_What is needed_: Answer with one number: how many lines hold the string "地面湿拌".

_Provided data_:
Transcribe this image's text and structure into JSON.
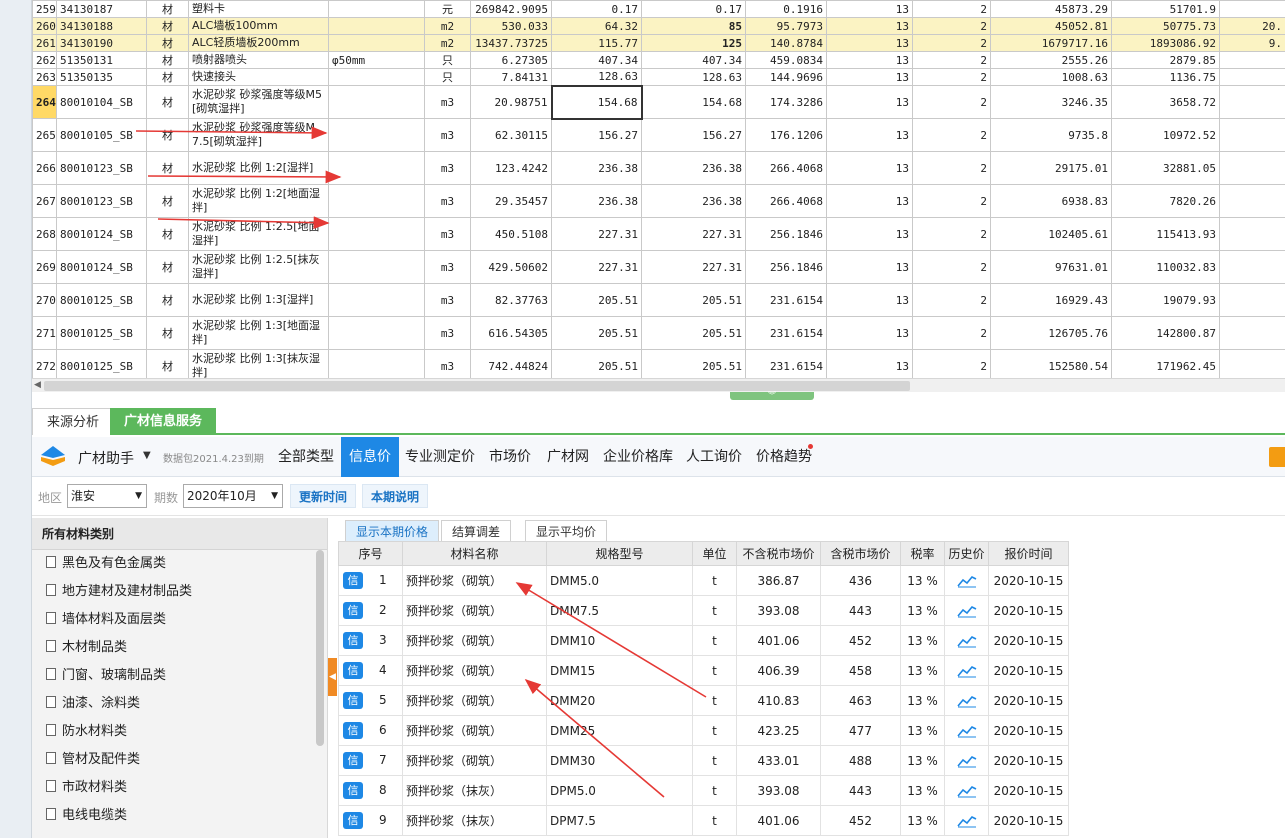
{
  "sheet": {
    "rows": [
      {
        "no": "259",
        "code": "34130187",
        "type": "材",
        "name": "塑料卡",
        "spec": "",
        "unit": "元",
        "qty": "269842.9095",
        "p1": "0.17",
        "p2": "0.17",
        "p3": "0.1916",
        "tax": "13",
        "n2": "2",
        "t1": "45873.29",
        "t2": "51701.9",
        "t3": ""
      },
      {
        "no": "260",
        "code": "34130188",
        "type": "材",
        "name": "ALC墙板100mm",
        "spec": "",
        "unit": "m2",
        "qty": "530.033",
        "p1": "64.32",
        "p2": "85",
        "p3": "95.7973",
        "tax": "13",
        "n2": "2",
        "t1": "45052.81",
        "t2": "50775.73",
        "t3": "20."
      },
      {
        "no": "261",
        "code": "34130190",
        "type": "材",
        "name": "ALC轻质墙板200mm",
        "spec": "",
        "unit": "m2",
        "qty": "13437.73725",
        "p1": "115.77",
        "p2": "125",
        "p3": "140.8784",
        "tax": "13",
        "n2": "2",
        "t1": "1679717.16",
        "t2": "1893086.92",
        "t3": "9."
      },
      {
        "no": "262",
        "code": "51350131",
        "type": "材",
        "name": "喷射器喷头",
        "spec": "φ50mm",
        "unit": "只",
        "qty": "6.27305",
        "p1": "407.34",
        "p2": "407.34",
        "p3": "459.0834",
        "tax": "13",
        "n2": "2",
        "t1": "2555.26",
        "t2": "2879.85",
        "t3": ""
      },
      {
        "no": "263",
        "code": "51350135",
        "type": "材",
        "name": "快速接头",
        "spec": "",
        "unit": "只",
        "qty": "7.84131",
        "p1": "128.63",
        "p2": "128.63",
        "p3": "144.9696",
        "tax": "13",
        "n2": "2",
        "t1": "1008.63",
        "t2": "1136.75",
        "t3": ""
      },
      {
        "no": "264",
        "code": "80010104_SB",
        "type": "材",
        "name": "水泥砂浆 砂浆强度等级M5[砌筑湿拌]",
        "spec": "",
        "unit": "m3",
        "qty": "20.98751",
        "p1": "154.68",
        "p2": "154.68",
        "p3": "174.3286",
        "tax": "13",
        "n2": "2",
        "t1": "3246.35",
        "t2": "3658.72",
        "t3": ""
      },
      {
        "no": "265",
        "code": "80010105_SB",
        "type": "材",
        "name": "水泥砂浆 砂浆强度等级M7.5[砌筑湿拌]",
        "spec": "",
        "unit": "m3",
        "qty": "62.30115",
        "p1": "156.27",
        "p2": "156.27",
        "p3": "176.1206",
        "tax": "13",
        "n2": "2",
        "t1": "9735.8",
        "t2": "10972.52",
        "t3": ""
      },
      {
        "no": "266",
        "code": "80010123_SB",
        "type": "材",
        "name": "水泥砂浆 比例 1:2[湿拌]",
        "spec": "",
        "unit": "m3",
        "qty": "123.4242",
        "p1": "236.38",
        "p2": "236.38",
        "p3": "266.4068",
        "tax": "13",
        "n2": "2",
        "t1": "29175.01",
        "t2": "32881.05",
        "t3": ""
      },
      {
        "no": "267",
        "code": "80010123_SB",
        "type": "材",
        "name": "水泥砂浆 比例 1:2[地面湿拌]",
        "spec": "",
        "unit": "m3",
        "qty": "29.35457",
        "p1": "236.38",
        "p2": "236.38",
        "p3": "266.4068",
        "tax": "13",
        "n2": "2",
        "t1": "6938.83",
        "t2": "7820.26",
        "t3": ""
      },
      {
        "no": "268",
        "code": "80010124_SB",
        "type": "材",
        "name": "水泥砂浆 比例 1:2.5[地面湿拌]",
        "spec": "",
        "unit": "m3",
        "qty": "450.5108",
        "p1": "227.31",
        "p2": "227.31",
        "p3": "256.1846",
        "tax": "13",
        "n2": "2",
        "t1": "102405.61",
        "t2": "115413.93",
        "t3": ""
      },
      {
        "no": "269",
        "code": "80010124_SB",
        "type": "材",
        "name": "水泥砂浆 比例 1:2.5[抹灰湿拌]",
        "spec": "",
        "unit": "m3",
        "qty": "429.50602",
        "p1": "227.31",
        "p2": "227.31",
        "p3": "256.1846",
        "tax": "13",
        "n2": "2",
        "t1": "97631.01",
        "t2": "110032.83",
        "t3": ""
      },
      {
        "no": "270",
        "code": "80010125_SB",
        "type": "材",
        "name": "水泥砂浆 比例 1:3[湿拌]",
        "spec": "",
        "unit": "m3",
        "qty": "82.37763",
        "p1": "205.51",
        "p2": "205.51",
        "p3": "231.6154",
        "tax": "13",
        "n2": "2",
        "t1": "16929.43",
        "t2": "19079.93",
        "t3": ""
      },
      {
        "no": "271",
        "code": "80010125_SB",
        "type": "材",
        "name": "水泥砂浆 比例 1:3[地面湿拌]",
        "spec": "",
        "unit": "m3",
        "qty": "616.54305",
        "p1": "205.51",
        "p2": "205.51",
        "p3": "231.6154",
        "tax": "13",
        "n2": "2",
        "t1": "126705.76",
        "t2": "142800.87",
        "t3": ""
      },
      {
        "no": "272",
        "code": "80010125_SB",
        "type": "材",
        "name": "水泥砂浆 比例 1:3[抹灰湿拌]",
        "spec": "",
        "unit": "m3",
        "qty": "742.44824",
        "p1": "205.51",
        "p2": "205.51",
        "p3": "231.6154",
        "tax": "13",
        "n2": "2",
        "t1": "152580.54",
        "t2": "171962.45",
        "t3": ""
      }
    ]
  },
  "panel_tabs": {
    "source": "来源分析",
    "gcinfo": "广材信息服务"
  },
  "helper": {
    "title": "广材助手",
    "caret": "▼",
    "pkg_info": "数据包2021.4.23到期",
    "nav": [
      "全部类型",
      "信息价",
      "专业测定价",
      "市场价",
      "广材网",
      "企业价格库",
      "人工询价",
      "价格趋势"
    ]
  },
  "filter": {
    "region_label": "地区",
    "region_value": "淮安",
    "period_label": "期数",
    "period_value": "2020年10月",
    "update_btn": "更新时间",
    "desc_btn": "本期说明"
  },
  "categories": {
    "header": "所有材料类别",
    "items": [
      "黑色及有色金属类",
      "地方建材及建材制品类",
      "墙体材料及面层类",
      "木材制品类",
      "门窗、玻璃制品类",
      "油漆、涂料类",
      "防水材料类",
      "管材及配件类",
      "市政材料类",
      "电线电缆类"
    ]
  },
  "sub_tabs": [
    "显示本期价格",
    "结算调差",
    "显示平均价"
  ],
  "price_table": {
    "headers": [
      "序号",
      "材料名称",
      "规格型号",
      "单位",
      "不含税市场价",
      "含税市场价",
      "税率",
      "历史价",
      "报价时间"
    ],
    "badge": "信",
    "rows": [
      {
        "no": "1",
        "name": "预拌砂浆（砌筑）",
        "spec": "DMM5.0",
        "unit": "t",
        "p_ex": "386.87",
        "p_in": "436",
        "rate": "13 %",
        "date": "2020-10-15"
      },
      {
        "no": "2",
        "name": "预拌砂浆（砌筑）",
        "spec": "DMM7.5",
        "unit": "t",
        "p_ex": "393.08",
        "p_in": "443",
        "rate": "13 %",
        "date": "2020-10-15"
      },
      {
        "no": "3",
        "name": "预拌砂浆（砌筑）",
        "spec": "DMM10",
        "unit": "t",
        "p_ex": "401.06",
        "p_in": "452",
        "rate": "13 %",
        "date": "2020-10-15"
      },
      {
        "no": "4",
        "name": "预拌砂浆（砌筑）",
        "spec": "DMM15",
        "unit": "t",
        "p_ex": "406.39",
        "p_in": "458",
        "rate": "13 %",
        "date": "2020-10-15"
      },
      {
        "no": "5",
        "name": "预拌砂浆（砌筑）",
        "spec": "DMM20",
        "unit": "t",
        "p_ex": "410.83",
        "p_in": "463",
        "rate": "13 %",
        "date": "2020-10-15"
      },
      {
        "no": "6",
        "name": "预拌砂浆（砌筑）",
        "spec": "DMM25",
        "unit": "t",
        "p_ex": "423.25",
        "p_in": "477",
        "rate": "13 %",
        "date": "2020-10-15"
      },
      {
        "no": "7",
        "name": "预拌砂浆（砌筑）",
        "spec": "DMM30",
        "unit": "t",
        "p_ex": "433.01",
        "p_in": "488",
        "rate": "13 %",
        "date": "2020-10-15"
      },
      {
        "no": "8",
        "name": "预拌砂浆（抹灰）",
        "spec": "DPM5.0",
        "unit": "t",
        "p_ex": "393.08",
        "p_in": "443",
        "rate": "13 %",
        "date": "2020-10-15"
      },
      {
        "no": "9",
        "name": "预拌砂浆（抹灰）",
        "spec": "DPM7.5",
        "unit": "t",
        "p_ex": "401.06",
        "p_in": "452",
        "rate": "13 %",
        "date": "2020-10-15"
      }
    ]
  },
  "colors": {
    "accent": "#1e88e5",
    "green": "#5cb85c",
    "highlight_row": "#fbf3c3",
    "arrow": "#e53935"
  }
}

_Exercise output_: 3